## Written task
Pick out each line in these entries that contains the string "post".
>> Start Extracted material
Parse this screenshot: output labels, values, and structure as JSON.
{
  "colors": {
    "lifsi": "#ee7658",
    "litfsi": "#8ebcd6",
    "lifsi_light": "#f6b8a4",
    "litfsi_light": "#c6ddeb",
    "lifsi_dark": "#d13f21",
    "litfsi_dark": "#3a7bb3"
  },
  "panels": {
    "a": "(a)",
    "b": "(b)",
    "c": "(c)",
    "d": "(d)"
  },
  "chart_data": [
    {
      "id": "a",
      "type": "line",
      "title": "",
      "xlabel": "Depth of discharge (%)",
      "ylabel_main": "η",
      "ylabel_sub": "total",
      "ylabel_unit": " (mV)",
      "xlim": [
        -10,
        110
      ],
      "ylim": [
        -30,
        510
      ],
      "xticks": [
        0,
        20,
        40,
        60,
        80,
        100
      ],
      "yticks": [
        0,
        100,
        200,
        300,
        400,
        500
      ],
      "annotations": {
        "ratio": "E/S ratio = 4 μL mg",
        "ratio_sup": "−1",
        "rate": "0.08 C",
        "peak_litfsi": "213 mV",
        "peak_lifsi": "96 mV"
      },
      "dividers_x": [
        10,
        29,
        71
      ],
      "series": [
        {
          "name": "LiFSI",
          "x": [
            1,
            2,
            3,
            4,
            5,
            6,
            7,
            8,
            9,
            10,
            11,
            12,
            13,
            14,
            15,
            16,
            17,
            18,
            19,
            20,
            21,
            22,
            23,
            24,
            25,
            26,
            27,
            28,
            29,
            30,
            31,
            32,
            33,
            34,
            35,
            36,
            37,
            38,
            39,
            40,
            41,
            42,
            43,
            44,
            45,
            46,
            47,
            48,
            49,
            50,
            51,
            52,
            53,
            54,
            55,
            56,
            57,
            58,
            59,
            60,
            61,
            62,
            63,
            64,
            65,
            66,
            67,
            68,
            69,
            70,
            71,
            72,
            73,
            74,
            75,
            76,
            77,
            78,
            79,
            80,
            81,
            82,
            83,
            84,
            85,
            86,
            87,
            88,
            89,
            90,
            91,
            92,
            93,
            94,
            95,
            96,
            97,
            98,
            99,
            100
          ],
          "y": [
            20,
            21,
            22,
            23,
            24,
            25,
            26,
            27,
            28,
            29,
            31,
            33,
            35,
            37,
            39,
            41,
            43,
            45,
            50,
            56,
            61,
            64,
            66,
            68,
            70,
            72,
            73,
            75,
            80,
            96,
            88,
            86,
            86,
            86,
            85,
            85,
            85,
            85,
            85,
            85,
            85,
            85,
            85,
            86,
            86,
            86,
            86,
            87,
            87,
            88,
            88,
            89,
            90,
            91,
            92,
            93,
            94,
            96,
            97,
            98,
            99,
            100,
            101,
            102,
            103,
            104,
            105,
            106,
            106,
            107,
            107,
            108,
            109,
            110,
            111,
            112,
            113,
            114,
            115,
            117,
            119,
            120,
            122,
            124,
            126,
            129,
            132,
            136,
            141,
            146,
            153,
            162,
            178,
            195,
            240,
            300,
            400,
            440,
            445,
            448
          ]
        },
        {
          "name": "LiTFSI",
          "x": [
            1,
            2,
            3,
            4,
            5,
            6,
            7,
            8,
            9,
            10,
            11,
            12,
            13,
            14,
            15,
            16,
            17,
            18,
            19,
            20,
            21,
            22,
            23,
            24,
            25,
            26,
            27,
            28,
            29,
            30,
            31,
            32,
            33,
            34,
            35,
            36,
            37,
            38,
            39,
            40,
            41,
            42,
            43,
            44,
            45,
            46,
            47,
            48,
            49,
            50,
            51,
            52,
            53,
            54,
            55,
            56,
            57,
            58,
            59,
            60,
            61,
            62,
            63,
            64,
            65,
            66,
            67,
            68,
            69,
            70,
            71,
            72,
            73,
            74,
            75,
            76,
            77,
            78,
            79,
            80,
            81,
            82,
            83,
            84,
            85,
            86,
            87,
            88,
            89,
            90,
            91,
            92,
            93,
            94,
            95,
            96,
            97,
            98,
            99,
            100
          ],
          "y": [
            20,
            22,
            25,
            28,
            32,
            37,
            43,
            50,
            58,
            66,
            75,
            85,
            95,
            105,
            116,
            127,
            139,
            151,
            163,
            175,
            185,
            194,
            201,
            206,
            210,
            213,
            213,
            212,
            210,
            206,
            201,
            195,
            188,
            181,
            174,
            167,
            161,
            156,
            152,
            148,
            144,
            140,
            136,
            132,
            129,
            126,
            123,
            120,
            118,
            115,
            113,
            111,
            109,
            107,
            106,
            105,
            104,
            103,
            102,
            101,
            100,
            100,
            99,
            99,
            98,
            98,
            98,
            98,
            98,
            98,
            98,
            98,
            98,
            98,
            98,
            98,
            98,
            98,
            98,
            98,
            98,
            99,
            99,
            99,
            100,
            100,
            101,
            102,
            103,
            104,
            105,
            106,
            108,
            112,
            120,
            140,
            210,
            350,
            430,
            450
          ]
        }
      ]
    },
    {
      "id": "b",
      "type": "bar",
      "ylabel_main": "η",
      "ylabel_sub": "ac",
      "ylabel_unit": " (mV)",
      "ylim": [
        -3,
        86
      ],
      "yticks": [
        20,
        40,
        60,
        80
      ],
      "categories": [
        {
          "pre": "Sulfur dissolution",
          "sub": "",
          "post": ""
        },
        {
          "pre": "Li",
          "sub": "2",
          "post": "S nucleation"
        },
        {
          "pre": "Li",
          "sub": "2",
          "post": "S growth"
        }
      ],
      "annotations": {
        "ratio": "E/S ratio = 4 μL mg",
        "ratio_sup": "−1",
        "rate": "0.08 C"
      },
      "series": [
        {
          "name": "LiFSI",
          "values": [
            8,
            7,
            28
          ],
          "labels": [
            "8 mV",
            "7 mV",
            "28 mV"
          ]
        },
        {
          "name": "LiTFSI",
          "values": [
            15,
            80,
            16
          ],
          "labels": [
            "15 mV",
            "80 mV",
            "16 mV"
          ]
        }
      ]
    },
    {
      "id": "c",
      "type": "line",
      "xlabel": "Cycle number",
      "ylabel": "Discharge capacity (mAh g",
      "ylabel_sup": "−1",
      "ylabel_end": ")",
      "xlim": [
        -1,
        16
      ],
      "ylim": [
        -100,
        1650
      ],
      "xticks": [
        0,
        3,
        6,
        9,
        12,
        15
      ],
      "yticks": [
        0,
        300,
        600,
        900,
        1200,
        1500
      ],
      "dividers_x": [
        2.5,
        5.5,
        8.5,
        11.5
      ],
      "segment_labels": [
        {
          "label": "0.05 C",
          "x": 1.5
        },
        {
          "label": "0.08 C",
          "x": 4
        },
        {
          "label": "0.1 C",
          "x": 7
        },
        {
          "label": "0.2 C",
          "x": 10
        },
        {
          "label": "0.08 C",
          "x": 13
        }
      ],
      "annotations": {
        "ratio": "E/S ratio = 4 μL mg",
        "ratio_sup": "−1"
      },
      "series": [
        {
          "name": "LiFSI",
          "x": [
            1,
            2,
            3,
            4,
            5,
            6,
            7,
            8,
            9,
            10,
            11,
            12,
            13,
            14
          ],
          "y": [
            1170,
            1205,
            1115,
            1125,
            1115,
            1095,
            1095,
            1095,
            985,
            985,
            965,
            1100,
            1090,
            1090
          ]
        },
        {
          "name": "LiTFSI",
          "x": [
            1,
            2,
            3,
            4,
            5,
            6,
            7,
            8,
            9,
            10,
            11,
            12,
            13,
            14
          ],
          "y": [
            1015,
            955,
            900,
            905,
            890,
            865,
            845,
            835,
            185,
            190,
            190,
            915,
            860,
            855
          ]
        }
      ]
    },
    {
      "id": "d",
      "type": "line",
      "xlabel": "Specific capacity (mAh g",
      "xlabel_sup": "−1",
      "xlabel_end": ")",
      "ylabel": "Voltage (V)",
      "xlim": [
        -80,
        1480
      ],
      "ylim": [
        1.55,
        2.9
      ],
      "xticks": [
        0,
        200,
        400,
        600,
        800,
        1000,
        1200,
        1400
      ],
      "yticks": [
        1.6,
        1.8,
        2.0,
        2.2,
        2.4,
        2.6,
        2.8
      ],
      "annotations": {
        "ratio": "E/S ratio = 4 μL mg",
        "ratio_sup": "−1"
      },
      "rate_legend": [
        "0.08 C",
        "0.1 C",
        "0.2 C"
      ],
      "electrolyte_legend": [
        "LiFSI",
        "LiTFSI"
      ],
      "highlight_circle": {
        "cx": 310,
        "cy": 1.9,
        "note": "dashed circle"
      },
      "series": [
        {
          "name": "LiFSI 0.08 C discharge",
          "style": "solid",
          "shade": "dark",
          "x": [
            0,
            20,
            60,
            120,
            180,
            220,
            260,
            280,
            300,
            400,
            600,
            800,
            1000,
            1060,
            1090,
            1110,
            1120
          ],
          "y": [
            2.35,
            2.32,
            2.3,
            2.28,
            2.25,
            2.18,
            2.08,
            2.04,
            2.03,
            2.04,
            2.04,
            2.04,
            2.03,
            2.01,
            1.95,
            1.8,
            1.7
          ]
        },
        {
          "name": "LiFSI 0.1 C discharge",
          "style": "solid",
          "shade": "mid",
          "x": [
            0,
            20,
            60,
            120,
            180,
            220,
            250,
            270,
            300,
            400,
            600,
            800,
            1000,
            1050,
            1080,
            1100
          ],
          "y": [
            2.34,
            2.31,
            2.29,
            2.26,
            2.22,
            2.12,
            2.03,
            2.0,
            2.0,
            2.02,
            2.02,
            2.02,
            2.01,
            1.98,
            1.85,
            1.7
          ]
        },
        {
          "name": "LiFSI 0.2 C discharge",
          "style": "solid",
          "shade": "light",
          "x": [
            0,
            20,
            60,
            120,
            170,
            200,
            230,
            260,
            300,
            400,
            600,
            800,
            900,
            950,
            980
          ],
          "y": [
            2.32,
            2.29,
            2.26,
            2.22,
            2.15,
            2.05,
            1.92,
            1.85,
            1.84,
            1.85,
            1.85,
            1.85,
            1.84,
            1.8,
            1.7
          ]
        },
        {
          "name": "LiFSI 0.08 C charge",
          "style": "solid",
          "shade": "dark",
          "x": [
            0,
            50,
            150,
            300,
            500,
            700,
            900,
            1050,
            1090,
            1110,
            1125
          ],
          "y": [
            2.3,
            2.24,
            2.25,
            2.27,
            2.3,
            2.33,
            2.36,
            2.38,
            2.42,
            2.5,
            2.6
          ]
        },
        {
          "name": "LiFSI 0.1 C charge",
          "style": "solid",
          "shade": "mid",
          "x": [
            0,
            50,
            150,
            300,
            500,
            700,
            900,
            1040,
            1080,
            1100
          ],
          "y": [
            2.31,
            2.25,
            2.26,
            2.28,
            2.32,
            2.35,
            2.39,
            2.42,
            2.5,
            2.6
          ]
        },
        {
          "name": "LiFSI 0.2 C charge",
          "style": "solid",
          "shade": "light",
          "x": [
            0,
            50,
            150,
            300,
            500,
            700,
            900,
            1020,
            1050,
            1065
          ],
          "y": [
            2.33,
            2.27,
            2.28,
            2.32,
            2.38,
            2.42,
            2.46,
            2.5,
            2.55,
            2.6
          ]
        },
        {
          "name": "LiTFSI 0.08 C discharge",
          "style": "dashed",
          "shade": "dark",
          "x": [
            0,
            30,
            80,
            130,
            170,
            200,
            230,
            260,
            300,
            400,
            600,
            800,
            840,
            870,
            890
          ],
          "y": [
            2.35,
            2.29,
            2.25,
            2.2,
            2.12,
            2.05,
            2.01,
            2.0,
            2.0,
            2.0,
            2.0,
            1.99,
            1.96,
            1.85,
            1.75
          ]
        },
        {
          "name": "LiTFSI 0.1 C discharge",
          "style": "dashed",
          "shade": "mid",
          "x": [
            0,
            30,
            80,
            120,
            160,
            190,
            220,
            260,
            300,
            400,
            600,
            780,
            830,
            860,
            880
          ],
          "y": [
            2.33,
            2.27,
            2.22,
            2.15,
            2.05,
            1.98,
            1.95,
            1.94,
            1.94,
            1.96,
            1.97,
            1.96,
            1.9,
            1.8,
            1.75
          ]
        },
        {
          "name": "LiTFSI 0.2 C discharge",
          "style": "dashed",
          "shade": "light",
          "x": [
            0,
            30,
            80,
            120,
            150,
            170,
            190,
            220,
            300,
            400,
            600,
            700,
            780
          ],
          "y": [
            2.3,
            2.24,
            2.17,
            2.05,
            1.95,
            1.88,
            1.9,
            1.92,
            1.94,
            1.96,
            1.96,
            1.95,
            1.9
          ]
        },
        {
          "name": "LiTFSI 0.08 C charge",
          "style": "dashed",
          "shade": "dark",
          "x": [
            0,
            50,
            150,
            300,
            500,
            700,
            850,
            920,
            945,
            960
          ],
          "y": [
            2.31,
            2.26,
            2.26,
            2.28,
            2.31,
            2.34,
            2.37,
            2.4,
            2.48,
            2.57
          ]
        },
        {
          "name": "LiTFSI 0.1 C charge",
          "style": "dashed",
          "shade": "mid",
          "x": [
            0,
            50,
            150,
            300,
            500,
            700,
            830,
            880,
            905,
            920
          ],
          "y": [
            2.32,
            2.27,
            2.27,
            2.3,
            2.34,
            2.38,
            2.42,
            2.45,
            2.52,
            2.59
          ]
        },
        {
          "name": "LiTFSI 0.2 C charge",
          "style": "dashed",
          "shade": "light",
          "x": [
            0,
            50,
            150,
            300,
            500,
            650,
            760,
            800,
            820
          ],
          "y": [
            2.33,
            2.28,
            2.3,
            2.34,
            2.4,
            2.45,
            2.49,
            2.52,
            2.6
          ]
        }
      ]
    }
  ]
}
>> End Extracted material
## Result for this task
          "post": ""
          "post": "S nucleation"
          "post": "S growth"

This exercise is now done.